* [Task directions]:
Take from the listing each line that has the string "juggling".

* [Records for the task]:
_ _ _ _ _ _ _

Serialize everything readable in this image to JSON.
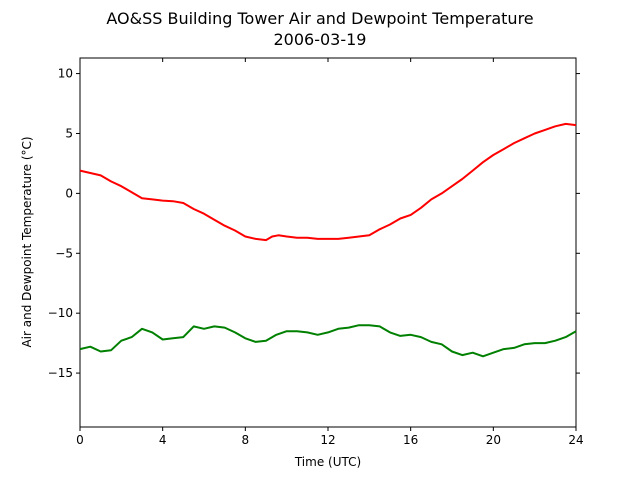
{
  "chart_data": {
    "type": "line",
    "title": "AO&SS Building Tower Air and Dewpoint Temperature",
    "subtitle": "2006-03-19",
    "xlabel": "Time (UTC)",
    "ylabel": "Air and Dewpoint Temperature (°C)",
    "xlim": [
      0,
      24
    ],
    "ylim": [
      -19.5,
      11.3
    ],
    "xticks": [
      0,
      4,
      8,
      12,
      16,
      20,
      24
    ],
    "xtick_labels": [
      "0",
      "4",
      "8",
      "12",
      "16",
      "20",
      "24"
    ],
    "yticks": [
      -15,
      -10,
      -5,
      0,
      5,
      10
    ],
    "ytick_labels": [
      "−15",
      "−10",
      "−5",
      "0",
      "5",
      "10"
    ],
    "grid": false,
    "series": [
      {
        "color": "#ff0000",
        "x": [
          0,
          0.5,
          1,
          1.5,
          2,
          2.5,
          3,
          3.5,
          4,
          4.5,
          5,
          5.5,
          6,
          6.5,
          7,
          7.5,
          8,
          8.5,
          9,
          9.3,
          9.6,
          10,
          10.5,
          11,
          11.5,
          12,
          12.5,
          13,
          13.5,
          14,
          14.5,
          15,
          15.5,
          16,
          16.5,
          17,
          17.5,
          18,
          18.5,
          19,
          19.5,
          20,
          20.5,
          21,
          21.5,
          22,
          22.5,
          23,
          23.5,
          24
        ],
        "y": [
          1.9,
          1.7,
          1.5,
          1.0,
          0.6,
          0.1,
          -0.4,
          -0.5,
          -0.6,
          -0.65,
          -0.8,
          -1.3,
          -1.7,
          -2.2,
          -2.7,
          -3.1,
          -3.6,
          -3.8,
          -3.9,
          -3.6,
          -3.5,
          -3.6,
          -3.7,
          -3.7,
          -3.8,
          -3.8,
          -3.8,
          -3.7,
          -3.6,
          -3.5,
          -3.0,
          -2.6,
          -2.1,
          -1.8,
          -1.2,
          -0.5,
          0.0,
          0.6,
          1.2,
          1.9,
          2.6,
          3.2,
          3.7,
          4.2,
          4.6,
          5.0,
          5.3,
          5.6,
          5.8,
          5.7
        ]
      },
      {
        "color": "#008000",
        "x": [
          0,
          0.5,
          1,
          1.5,
          2,
          2.5,
          3,
          3.5,
          4,
          4.5,
          5,
          5.5,
          6,
          6.5,
          7,
          7.5,
          8,
          8.5,
          9,
          9.5,
          10,
          10.5,
          11,
          11.5,
          12,
          12.5,
          13,
          13.5,
          14,
          14.5,
          15,
          15.5,
          16,
          16.5,
          17,
          17.5,
          18,
          18.5,
          19,
          19.5,
          20,
          20.5,
          21,
          21.5,
          22,
          22.5,
          23,
          23.5,
          24
        ],
        "y": [
          -13.0,
          -12.8,
          -13.2,
          -13.1,
          -12.3,
          -12.0,
          -11.3,
          -11.6,
          -12.2,
          -12.1,
          -12.0,
          -11.1,
          -11.3,
          -11.1,
          -11.2,
          -11.6,
          -12.1,
          -12.4,
          -12.3,
          -11.8,
          -11.5,
          -11.5,
          -11.6,
          -11.8,
          -11.6,
          -11.3,
          -11.2,
          -11.0,
          -11.0,
          -11.1,
          -11.6,
          -11.9,
          -11.8,
          -12.0,
          -12.4,
          -12.6,
          -13.2,
          -13.5,
          -13.3,
          -13.6,
          -13.3,
          -13.0,
          -12.9,
          -12.6,
          -12.5,
          -12.5,
          -12.3,
          -12.0,
          -11.5
        ]
      }
    ]
  }
}
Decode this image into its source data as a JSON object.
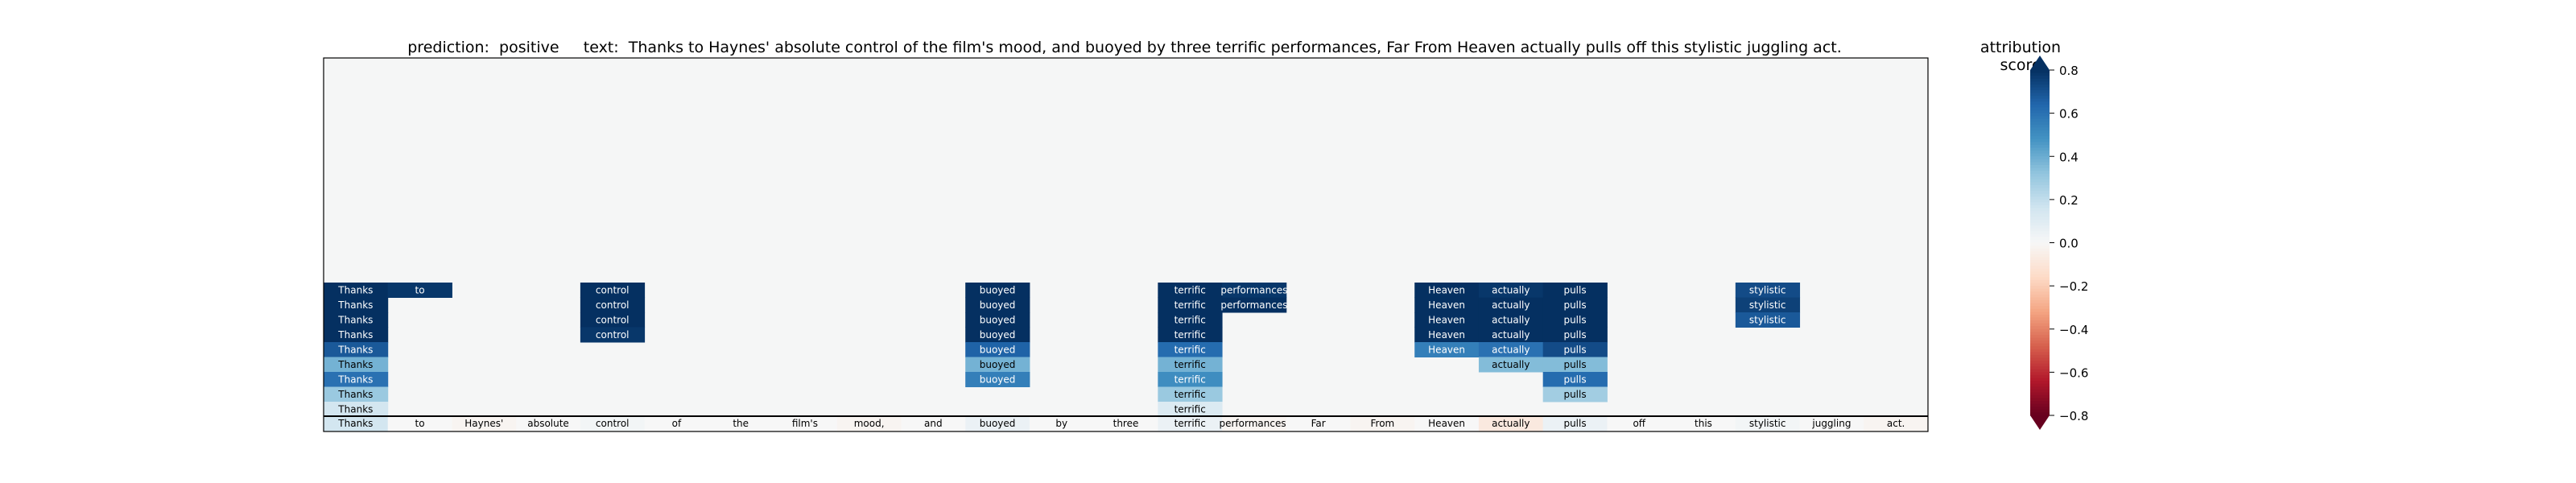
{
  "title": "prediction:  positive     text:  Thanks to Haynes' absolute control of the film's mood, and buoyed by three terrific performances, Far From Heaven actually pulls off this stylistic juggling act.",
  "colorbar": {
    "label": "attribution score",
    "ticks": [
      "0.8",
      "0.6",
      "0.4",
      "0.2",
      "0.0",
      "−0.2",
      "−0.4",
      "−0.6",
      "−0.8"
    ],
    "range": [
      -0.8,
      0.8
    ],
    "colormap": "RdBu",
    "extend": "both"
  },
  "chart_data": {
    "type": "heatmap",
    "tokens": [
      "Thanks",
      "to",
      "Haynes'",
      "absolute",
      "control",
      "of",
      "the",
      "film's",
      "mood,",
      "and",
      "buoyed",
      "by",
      "three",
      "terrific",
      "performances,",
      "Far",
      "From",
      "Heaven",
      "actually",
      "pulls",
      "off",
      "this",
      "stylistic",
      "juggling",
      "act."
    ],
    "bottom_row_scores": [
      0.15,
      0.0,
      -0.02,
      0.0,
      0.02,
      0.0,
      0.0,
      0.0,
      -0.02,
      0.0,
      0.05,
      0.0,
      0.0,
      0.05,
      -0.02,
      0.0,
      -0.02,
      0.0,
      -0.08,
      0.05,
      0.0,
      0.0,
      0.02,
      0.0,
      -0.02
    ],
    "rows": [
      {
        "Thanks": 0.85,
        "to": 0.78,
        "control": 0.8,
        "buoyed": 0.82,
        "terrific": 0.85,
        "performances": 0.78,
        "Heaven": 0.8,
        "actually": 0.78,
        "pulls": 0.82,
        "stylistic": 0.72
      },
      {
        "Thanks": 0.9,
        "control": 0.82,
        "buoyed": 0.9,
        "terrific": 0.9,
        "performances": 0.82,
        "Heaven": 0.85,
        "actually": 0.82,
        "pulls": 0.85,
        "stylistic": 0.75
      },
      {
        "Thanks": 0.85,
        "control": 0.82,
        "buoyed": 0.85,
        "terrific": 0.85,
        "Heaven": 0.82,
        "actually": 0.85,
        "pulls": 0.82,
        "stylistic": 0.68
      },
      {
        "Thanks": 0.88,
        "control": 0.78,
        "buoyed": 0.82,
        "terrific": 0.88,
        "Heaven": 0.82,
        "actually": 0.82,
        "pulls": 0.82
      },
      {
        "Thanks": 0.68,
        "buoyed": 0.65,
        "terrific": 0.62,
        "Heaven": 0.55,
        "actually": 0.6,
        "pulls": 0.72
      },
      {
        "Thanks": 0.38,
        "buoyed": 0.38,
        "terrific": 0.38,
        "actually": 0.35,
        "pulls": 0.35
      },
      {
        "Thanks": 0.6,
        "buoyed": 0.55,
        "terrific": 0.5,
        "pulls": 0.62
      },
      {
        "Thanks": 0.3,
        "terrific": 0.3,
        "pulls": 0.28
      },
      {
        "Thanks": 0.15,
        "terrific": 0.12
      }
    ]
  }
}
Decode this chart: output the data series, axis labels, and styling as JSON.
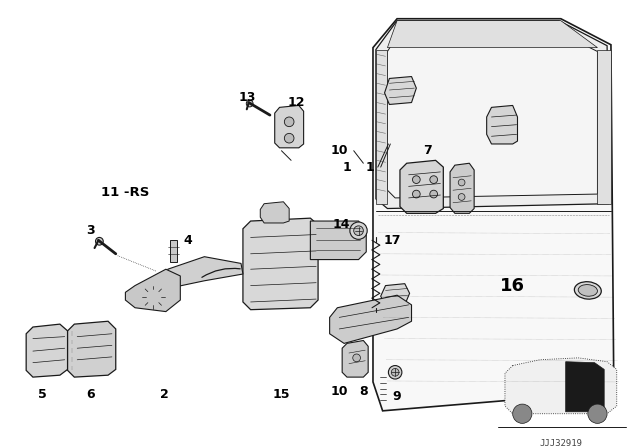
{
  "bg_color": "#ffffff",
  "line_color": "#1a1a1a",
  "label_color": "#000000",
  "watermark": "JJJ32919",
  "font_size_labels": 7.5,
  "font_size_bold": 9.0,
  "font_size_16": 13.0
}
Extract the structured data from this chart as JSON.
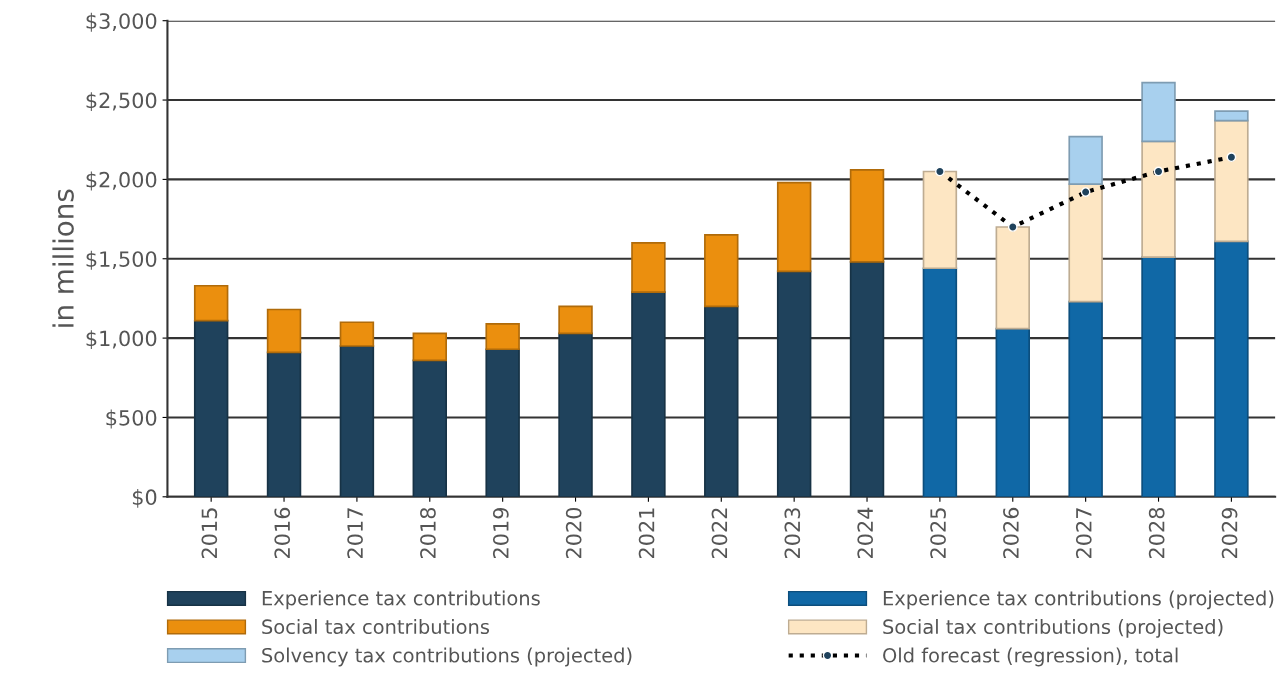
{
  "chart_data": {
    "type": "bar",
    "stacked": true,
    "ylabel": "in millions",
    "categories": [
      "2015",
      "2016",
      "2017",
      "2018",
      "2019",
      "2020",
      "2021",
      "2022",
      "2023",
      "2024",
      "2025",
      "2026",
      "2027",
      "2028",
      "2029"
    ],
    "ylim": [
      0,
      3000
    ],
    "yticks": [
      {
        "value": 0,
        "label": "$0"
      },
      {
        "value": 500,
        "label": "$500"
      },
      {
        "value": 1000,
        "label": "$1,000"
      },
      {
        "value": 1500,
        "label": "$1,500"
      },
      {
        "value": 2000,
        "label": "$2,000"
      },
      {
        "value": 2500,
        "label": "$2,500"
      },
      {
        "value": 3000,
        "label": "$3,000"
      }
    ],
    "grid": "y",
    "legend": "bottom",
    "series": [
      {
        "name": "Experience tax contributions",
        "color": "#1f425c",
        "values": [
          1110,
          910,
          950,
          860,
          930,
          1030,
          1290,
          1200,
          1420,
          1480,
          null,
          null,
          null,
          null,
          null
        ]
      },
      {
        "name": "Experience tax contributions (projected)",
        "color": "#1068a6",
        "values": [
          null,
          null,
          null,
          null,
          null,
          null,
          null,
          null,
          null,
          null,
          1440,
          1060,
          1230,
          1510,
          1610
        ]
      },
      {
        "name": "Social tax contributions",
        "color": "#eb8f0e",
        "values": [
          220,
          270,
          150,
          170,
          160,
          170,
          310,
          450,
          560,
          580,
          null,
          null,
          null,
          null,
          null
        ]
      },
      {
        "name": "Social tax contributions (projected)",
        "color": "#fde6c3",
        "values": [
          null,
          null,
          null,
          null,
          null,
          null,
          null,
          null,
          null,
          null,
          610,
          640,
          740,
          730,
          760
        ]
      },
      {
        "name": "Solvency tax contributions (projected)",
        "color": "#a8d0ee",
        "values": [
          null,
          null,
          null,
          null,
          null,
          null,
          null,
          null,
          null,
          null,
          null,
          null,
          300,
          370,
          60
        ]
      },
      {
        "name": "Old forecast (regression), total",
        "type": "line",
        "color": "#000000",
        "line_style": "dotted",
        "marker": "circle",
        "values": [
          null,
          null,
          null,
          null,
          null,
          null,
          null,
          null,
          null,
          null,
          2050,
          1700,
          1920,
          2050,
          2140
        ]
      }
    ]
  }
}
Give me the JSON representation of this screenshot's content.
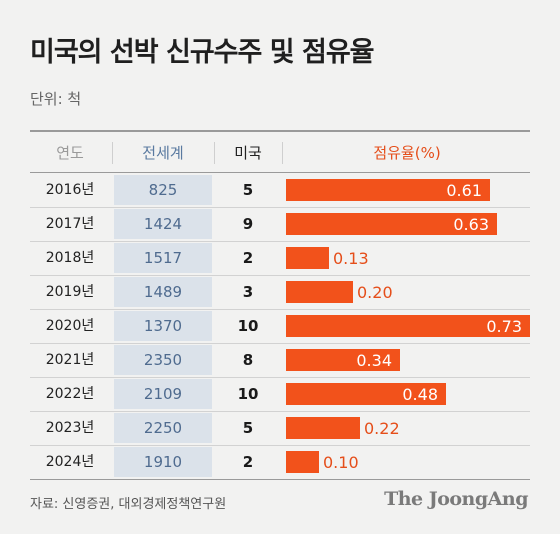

_ _ _ _ _ _ _

* [Response to this task]:
  "title": "prediction:  positive     text:  Thanks to Haynes' absolute control of the film's mood, and buoyed by three terrific performances, Far From Heaven actually pulls off this stylistic juggling act.",
      "juggling",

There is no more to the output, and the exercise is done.